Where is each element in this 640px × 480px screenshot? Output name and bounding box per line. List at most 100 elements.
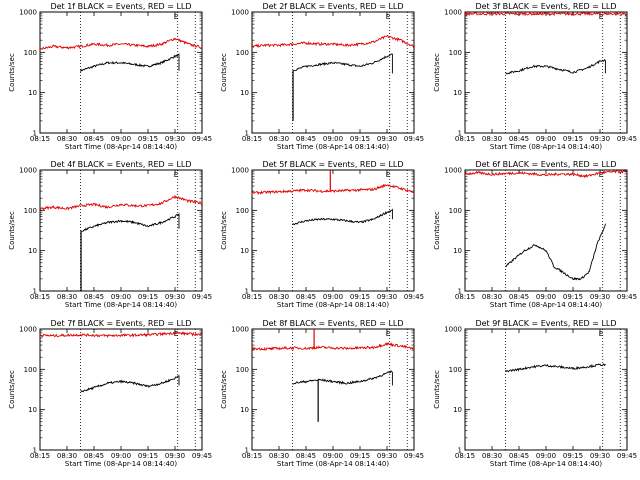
panel-title: Det 1f BLACK = Events, RED = LLD	[50, 2, 191, 11]
series-line-events	[505, 58, 606, 75]
series-line-lld	[251, 34, 415, 49]
x-tick-label: 09:30	[377, 452, 397, 460]
panel-title: Det 5f BLACK = Events, RED = LLD	[262, 160, 403, 169]
marker-label: E	[174, 171, 178, 179]
series-line-lld	[39, 37, 202, 50]
x-tick-label: 09:30	[165, 293, 185, 301]
panel-det-4: Det 4f BLACK = Events, RED = LLD E 08:15 08…	[8, 160, 212, 309]
x-tick-label: 09:15	[563, 452, 583, 460]
y-axis-title: Counts/sec	[433, 370, 441, 409]
panel-det-7: Det 7f BLACK = Events, RED = LLD E 08:15 08…	[8, 319, 212, 468]
x-tick-label: 09:15	[138, 293, 158, 301]
y-tick-label: 10	[240, 89, 249, 97]
x-tick-label: 08:15	[30, 135, 50, 143]
marker-label: E	[174, 330, 178, 338]
x-tick-label: 08:45	[509, 293, 529, 301]
x-tick-label: 08:30	[57, 135, 77, 143]
y-tick-label: 1000	[19, 9, 37, 17]
x-tick-label: 08:15	[455, 452, 475, 460]
y-tick-label: 100	[236, 49, 249, 57]
x-axis-title: Start Time (08-Apr-14 08:14:40)	[277, 301, 389, 309]
x-tick-label: 08:15	[30, 293, 50, 301]
marker-label: E	[386, 330, 390, 338]
x-axis-title: Start Time (08-Apr-14 08:14:40)	[65, 460, 177, 468]
x-tick-label: 08:15	[242, 293, 262, 301]
y-tick-label: 100	[24, 49, 37, 57]
marker-label: E	[386, 13, 390, 21]
x-axis-title: Start Time (08-Apr-14 08:14:40)	[490, 301, 602, 309]
marker-label: E	[599, 171, 603, 179]
series-line-lld	[464, 11, 628, 17]
panel-title: Det 8f BLACK = Events, RED = LLD	[262, 319, 403, 328]
series-line-lld	[39, 331, 203, 338]
marker-label: E	[599, 330, 603, 338]
x-tick-label: 09:15	[563, 135, 583, 143]
x-tick-label: 08:15	[455, 135, 475, 143]
x-tick-label: 08:45	[84, 293, 104, 301]
x-tick-label: 09:15	[138, 135, 158, 143]
panel-det-8: Det 8f BLACK = Events, RED = LLD E 08:15 08…	[220, 319, 424, 468]
y-tick-label: 100	[24, 207, 37, 215]
x-tick-label: 09:30	[590, 452, 610, 460]
x-tick-label: 09:45	[617, 452, 637, 460]
x-tick-label: 09:00	[111, 452, 131, 460]
y-tick-label: 1000	[444, 326, 462, 334]
y-tick-label: 1000	[231, 167, 249, 175]
series-line-lld	[251, 183, 415, 195]
panel-title: Det 9f BLACK = Events, RED = LLD	[475, 319, 616, 328]
x-tick-label: 08:30	[269, 452, 289, 460]
x-tick-label: 08:45	[296, 452, 316, 460]
x-axis-title: Start Time (08-Apr-14 08:14:40)	[277, 143, 389, 151]
y-tick-label: 10	[28, 247, 37, 255]
y-axis-title: Counts/sec	[433, 211, 441, 250]
panel-title: Det 6f BLACK = Events, RED = LLD	[475, 160, 616, 169]
panel-title: Det 2f BLACK = Events, RED = LLD	[262, 2, 403, 11]
y-tick-label: 100	[449, 207, 462, 215]
x-tick-label: 09:00	[536, 452, 556, 460]
x-tick-label: 09:45	[617, 135, 637, 143]
y-tick-label: 1	[458, 130, 462, 138]
panel-det-2: Det 2f BLACK = Events, RED = LLD E 08:15 08…	[220, 2, 424, 151]
y-tick-label: 1000	[444, 167, 462, 175]
panel-det-3: Det 3f BLACK = Events, RED = LLD E 08:15 08…	[433, 2, 637, 151]
y-tick-label: 1	[245, 288, 249, 296]
x-axis-title: Start Time (08-Apr-14 08:14:40)	[65, 143, 177, 151]
y-tick-label: 1	[245, 130, 249, 138]
x-tick-label: 08:30	[269, 293, 289, 301]
y-axis-title: Counts/sec	[220, 53, 228, 92]
x-tick-label: 08:30	[482, 452, 502, 460]
x-axis-title: Start Time (08-Apr-14 08:14:40)	[490, 143, 602, 151]
x-axis-title: Start Time (08-Apr-14 08:14:40)	[65, 301, 177, 309]
y-tick-label: 100	[449, 49, 462, 57]
x-tick-label: 09:30	[165, 135, 185, 143]
y-tick-label: 100	[24, 366, 37, 374]
y-tick-label: 1000	[19, 167, 37, 175]
y-tick-label: 1	[33, 447, 37, 455]
x-tick-label: 09:00	[536, 293, 556, 301]
y-tick-label: 100	[236, 207, 249, 215]
y-tick-label: 10	[240, 247, 249, 255]
marker-label: E	[386, 171, 390, 179]
x-tick-label: 09:45	[404, 293, 424, 301]
x-tick-label: 09:15	[350, 452, 370, 460]
x-tick-label: 08:30	[269, 135, 289, 143]
series-line-events	[505, 223, 606, 281]
y-axis-title: Counts/sec	[8, 53, 16, 92]
y-tick-label: 10	[453, 89, 462, 97]
x-tick-label: 08:30	[482, 135, 502, 143]
y-tick-label: 10	[240, 406, 249, 414]
series-line-lld	[464, 169, 628, 179]
series-line-events	[505, 363, 606, 373]
y-tick-label: 1	[33, 288, 37, 296]
x-tick-label: 09:30	[590, 135, 610, 143]
y-tick-label: 10	[453, 247, 462, 255]
panel-title: Det 7f BLACK = Events, RED = LLD	[50, 319, 191, 328]
panel-det-5: Det 5f BLACK = Events, RED = LLD E 08:15 08…	[220, 160, 424, 309]
y-tick-label: 100	[236, 366, 249, 374]
x-tick-label: 09:45	[617, 293, 637, 301]
x-tick-label: 09:45	[404, 135, 424, 143]
x-tick-label: 08:45	[296, 135, 316, 143]
x-tick-label: 09:15	[350, 135, 370, 143]
y-tick-label: 1000	[231, 326, 249, 334]
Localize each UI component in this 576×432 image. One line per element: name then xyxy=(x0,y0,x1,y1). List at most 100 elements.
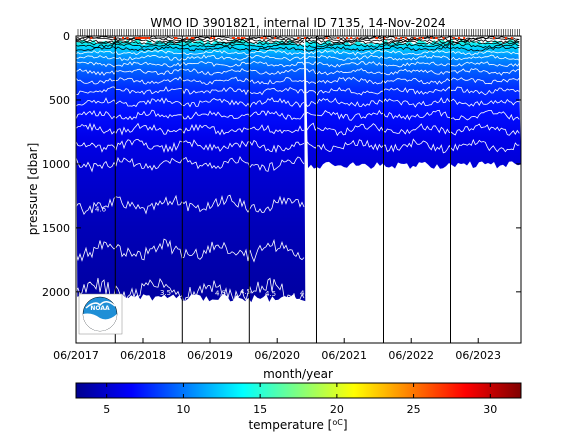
warm-surface-mark xyxy=(273,37,276,39)
plot-frame xyxy=(75,35,522,344)
warm-surface-mark xyxy=(192,37,195,39)
x-tick-label: 06/2017 xyxy=(53,349,99,362)
warm-surface-mark xyxy=(264,37,267,39)
x-tick-label: 06/2022 xyxy=(388,349,434,362)
warm-surface-mark xyxy=(375,37,378,39)
plot-area: 4.6 4.5 4.5 4.5 4.5 3.5 0 500 1000 1500 2000 06/2… xyxy=(42,29,522,362)
warm-surface-mark xyxy=(138,37,141,39)
isotherm-label: 4.5 xyxy=(265,290,276,298)
y-tick-label: 0 xyxy=(63,30,70,43)
warm-surface-mark xyxy=(126,37,129,39)
colorbar-tick-label: 30 xyxy=(483,403,497,416)
isotherm-1320 xyxy=(76,194,305,216)
y-axis-title: pressure [dbar] xyxy=(26,143,40,236)
isotherm-860 xyxy=(305,138,520,154)
chart-title: WMO ID 3901821, internal ID 7135, 14-Nov… xyxy=(150,16,445,30)
y-axis: 0 500 1000 1500 2000 xyxy=(42,30,521,299)
x-axis-title: month/year xyxy=(263,367,333,381)
warm-surface-mark xyxy=(442,37,445,39)
warm-surface-mark xyxy=(395,37,398,39)
isotherm-75 xyxy=(305,42,520,49)
x-tick-label: 06/2018 xyxy=(120,349,166,362)
isotherm-100 xyxy=(305,45,520,52)
warm-surface-mark xyxy=(422,37,424,39)
isotherm-170 xyxy=(76,54,305,62)
isotherm-75 xyxy=(76,42,305,49)
isotherm-620 xyxy=(76,109,305,121)
warm-surface-mark xyxy=(190,37,193,39)
x-tick-label: 06/2020 xyxy=(254,349,300,362)
colorbar-label-close: ] xyxy=(343,418,348,432)
isotherm-220 xyxy=(305,61,520,68)
warm-surface-mark xyxy=(435,37,437,39)
isotherm-430 xyxy=(76,86,305,96)
x-tick-label: 06/2023 xyxy=(455,349,501,362)
warm-surface-mark xyxy=(325,37,328,39)
noaa-logo: NOAA xyxy=(78,293,123,335)
x-tick-label: 06/2019 xyxy=(187,349,233,362)
warm-surface-mark xyxy=(174,37,177,39)
warm-surface-mark xyxy=(237,37,240,39)
warm-surface-mark xyxy=(345,37,348,39)
isotherm-520 xyxy=(304,97,520,108)
warm-surface-mark xyxy=(135,37,137,39)
isotherm-520 xyxy=(76,97,305,109)
warm-surface-mark xyxy=(141,37,144,39)
warm-surface-mark xyxy=(213,37,216,39)
noaa-logo-text: NOAA xyxy=(90,305,110,312)
y-tick-label: 1500 xyxy=(42,222,70,235)
isotherm-label: 4.5 xyxy=(300,289,311,297)
colorbar-unit-sup: oC xyxy=(332,418,343,427)
warm-surface-mark xyxy=(458,37,460,39)
warm-surface-mark xyxy=(404,37,407,39)
warm-surface-mark xyxy=(304,37,306,39)
warm-surface-mark xyxy=(337,37,340,39)
warm-surface-mark xyxy=(510,37,513,39)
warm-surface-mark xyxy=(210,37,213,39)
isotherm-430 xyxy=(305,86,520,96)
colorbar-gradient xyxy=(75,382,522,399)
warm-surface-mark xyxy=(493,37,495,39)
warm-surface-mark xyxy=(261,37,264,39)
warm-surface-mark xyxy=(232,37,235,39)
year-divider-lines xyxy=(114,36,452,343)
warm-surface-mark xyxy=(356,37,359,39)
x-axis: 06/2017 06/2018 06/2019 06/2020 06/2021 06/20… xyxy=(53,338,501,362)
warm-surface-mark xyxy=(297,37,300,39)
warm-surface-mark xyxy=(413,37,416,39)
warm-surface-mark xyxy=(145,37,148,39)
colorbar-tick-label: 15 xyxy=(253,403,267,416)
colorbar-ticks: 5 10 15 20 25 30 xyxy=(103,383,497,416)
isotherm-280 xyxy=(305,67,520,76)
warm-surface-mark xyxy=(122,37,124,39)
y-tick-label: 1000 xyxy=(42,158,70,171)
isotherm-100 xyxy=(76,46,305,52)
warm-surface-mark xyxy=(90,37,93,39)
isotherm-280 xyxy=(76,67,305,76)
isotherm-130 xyxy=(76,49,305,56)
y-tick-label: 2000 xyxy=(42,286,70,299)
isotherm-label: 4.5 xyxy=(240,288,251,296)
isotherm-55 xyxy=(305,40,520,46)
isotherm-label: 3.5 xyxy=(160,289,171,297)
colorbar: 5 10 15 20 25 30 temperature [oC] xyxy=(75,382,522,432)
colorbar-tick-label: 20 xyxy=(330,403,344,416)
warm-surface-mark xyxy=(243,37,246,39)
colorbar-tick-label: 10 xyxy=(176,403,190,416)
warm-surface-mark xyxy=(418,37,421,39)
isotherm-130 xyxy=(305,49,520,56)
isotherm-label: 4.5 xyxy=(215,289,226,297)
isotherm-25 xyxy=(305,36,520,42)
isotherm-220 xyxy=(76,60,305,68)
colorbar-tick-label: 25 xyxy=(407,403,421,416)
isotherm-label: 4.6 xyxy=(95,206,107,214)
warm-surface-mark xyxy=(148,37,151,39)
isotherm-730 xyxy=(76,122,305,136)
warm-surface-mark xyxy=(350,37,353,39)
isotherm-170 xyxy=(305,54,520,61)
profile-tick-marks xyxy=(77,29,520,36)
x-tick-label: 06/2021 xyxy=(321,349,367,362)
warm-surface-mark xyxy=(452,37,455,39)
warm-surface-mark xyxy=(430,37,433,39)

----

= The task =
Count the lines in the data above that contain the word "each", and give only the number.

= Exercise response =
2